» Work to be completed:
Print out the entries below with no edits.

[Stored data entries]
···

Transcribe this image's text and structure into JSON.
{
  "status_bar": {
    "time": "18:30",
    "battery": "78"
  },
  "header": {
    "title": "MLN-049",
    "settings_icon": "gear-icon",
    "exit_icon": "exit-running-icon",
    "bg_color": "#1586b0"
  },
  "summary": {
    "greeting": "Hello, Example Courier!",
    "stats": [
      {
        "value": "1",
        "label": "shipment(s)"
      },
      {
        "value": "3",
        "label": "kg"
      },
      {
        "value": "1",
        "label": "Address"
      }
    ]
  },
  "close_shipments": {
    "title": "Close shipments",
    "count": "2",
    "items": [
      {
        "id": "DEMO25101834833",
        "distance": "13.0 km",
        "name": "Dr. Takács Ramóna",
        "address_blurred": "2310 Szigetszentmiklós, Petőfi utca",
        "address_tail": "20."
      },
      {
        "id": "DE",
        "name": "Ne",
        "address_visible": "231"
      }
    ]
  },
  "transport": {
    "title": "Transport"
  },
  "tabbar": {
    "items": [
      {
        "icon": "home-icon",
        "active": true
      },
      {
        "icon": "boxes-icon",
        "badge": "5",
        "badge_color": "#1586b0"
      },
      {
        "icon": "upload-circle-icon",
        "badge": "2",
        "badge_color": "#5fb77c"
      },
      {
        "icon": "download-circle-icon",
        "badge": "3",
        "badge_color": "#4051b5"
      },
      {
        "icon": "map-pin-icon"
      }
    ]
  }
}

···

» Result of this task:
Transcribe this image's text and structure into JSON.
{
  "status_bar": {
    "time": "18:30",
    "battery": "78"
  },
  "header": {
    "title": "MLN-049",
    "settings_icon": "gear-icon",
    "exit_icon": "exit-running-icon",
    "bg_color": "#1586b0"
  },
  "summary": {
    "greeting": "Hello, Example Courier!",
    "stats": [
      {
        "value": "1",
        "label": "shipment(s)"
      },
      {
        "value": "3",
        "label": "kg"
      },
      {
        "value": "1",
        "label": "Address"
      }
    ]
  },
  "close_shipments": {
    "title": "Close shipments",
    "count": "2",
    "items": [
      {
        "id": "DEMO25101834833",
        "distance": "13.0 km",
        "name": "Dr. Takács Ramóna",
        "address_blurred": "2310 Szigetszentmiklós, Petőfi utca",
        "address_tail": "20."
      },
      {
        "id": "DE",
        "name": "Ne",
        "address_visible": "231"
      }
    ]
  },
  "transport": {
    "title": "Transport"
  },
  "tabbar": {
    "items": [
      {
        "icon": "home-icon",
        "active": true
      },
      {
        "icon": "boxes-icon",
        "badge": "5",
        "badge_color": "#1586b0"
      },
      {
        "icon": "upload-circle-icon",
        "badge": "2",
        "badge_color": "#5fb77c"
      },
      {
        "icon": "download-circle-icon",
        "badge": "3",
        "badge_color": "#4051b5"
      },
      {
        "icon": "map-pin-icon"
      }
    ]
  }
}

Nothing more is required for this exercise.